SHORT TASK: All lines featuring the string "Veterinaria" are to be listed.

— Start —

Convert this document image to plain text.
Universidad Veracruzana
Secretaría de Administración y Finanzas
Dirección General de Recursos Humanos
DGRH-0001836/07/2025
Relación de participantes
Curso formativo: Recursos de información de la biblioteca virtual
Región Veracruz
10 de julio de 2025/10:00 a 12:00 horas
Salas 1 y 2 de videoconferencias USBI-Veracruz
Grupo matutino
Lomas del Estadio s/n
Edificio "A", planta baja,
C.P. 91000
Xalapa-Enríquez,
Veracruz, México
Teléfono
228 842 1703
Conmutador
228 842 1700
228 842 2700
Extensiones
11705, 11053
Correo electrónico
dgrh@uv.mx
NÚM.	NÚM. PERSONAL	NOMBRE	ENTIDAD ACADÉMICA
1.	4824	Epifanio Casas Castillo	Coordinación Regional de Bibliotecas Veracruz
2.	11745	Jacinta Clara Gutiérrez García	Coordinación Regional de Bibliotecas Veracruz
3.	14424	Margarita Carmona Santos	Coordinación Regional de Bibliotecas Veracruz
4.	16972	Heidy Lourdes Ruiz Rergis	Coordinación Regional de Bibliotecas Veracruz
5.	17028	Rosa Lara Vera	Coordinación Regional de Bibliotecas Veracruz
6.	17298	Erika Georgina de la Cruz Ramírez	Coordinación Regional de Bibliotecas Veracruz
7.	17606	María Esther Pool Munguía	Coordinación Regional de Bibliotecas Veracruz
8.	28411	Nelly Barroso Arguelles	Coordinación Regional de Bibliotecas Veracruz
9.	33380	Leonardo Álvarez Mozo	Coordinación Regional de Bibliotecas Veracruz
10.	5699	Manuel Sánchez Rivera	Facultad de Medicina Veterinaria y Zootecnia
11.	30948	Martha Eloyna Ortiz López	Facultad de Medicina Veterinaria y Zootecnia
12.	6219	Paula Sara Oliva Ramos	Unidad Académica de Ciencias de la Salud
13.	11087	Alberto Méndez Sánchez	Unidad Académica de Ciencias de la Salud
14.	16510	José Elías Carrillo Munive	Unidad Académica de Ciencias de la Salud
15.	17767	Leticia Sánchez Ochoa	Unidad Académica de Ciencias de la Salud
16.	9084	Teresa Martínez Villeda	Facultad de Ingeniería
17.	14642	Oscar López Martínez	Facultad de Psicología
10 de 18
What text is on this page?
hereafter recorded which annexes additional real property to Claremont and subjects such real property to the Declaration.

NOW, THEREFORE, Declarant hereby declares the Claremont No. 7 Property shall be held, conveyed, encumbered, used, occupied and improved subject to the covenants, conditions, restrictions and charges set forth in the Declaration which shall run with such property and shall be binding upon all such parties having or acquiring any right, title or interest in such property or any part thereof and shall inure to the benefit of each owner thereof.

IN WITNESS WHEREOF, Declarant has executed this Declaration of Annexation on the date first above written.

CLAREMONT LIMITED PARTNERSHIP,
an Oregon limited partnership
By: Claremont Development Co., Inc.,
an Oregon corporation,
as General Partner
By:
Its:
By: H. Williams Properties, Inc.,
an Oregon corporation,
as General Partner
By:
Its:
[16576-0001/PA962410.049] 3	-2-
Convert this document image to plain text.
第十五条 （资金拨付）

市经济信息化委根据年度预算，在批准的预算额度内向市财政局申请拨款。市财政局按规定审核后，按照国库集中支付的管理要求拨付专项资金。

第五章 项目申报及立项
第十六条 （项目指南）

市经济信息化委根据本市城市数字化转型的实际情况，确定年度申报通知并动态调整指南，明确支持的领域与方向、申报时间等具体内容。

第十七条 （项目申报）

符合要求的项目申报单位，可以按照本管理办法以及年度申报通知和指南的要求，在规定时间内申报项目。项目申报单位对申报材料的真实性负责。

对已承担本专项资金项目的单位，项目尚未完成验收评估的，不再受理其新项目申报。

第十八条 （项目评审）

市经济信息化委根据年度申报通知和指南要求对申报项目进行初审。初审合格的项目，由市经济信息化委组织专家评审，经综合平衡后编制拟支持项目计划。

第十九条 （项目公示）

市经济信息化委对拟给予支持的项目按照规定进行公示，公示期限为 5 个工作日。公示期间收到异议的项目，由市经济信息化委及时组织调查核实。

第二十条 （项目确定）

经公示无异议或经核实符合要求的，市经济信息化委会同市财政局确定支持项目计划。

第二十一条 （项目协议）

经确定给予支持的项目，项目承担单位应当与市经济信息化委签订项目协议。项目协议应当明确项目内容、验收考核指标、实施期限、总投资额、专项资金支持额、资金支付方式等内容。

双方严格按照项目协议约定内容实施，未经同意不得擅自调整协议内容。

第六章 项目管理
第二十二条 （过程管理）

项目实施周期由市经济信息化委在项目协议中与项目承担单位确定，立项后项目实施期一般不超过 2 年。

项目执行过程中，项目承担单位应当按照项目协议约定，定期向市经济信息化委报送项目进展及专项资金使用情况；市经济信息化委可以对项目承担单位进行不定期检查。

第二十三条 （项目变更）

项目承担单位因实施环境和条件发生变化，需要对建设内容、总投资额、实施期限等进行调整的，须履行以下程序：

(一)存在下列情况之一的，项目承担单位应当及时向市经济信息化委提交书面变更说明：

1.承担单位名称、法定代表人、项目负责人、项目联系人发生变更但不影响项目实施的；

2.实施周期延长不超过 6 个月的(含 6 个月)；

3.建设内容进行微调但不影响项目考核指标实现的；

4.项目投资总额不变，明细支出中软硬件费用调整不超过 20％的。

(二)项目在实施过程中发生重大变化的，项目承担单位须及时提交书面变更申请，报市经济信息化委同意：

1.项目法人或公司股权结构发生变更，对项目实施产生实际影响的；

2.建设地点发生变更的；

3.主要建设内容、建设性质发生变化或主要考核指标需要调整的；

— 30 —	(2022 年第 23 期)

— End —

THE SOLUTION:
10.	5699	Manuel Sánchez Rivera	Facultad de Medicina Veterinaria y Zootecnia
11.	30948	Martha Eloyna Ortiz López	Facultad de Medicina Veterinaria y Zootecnia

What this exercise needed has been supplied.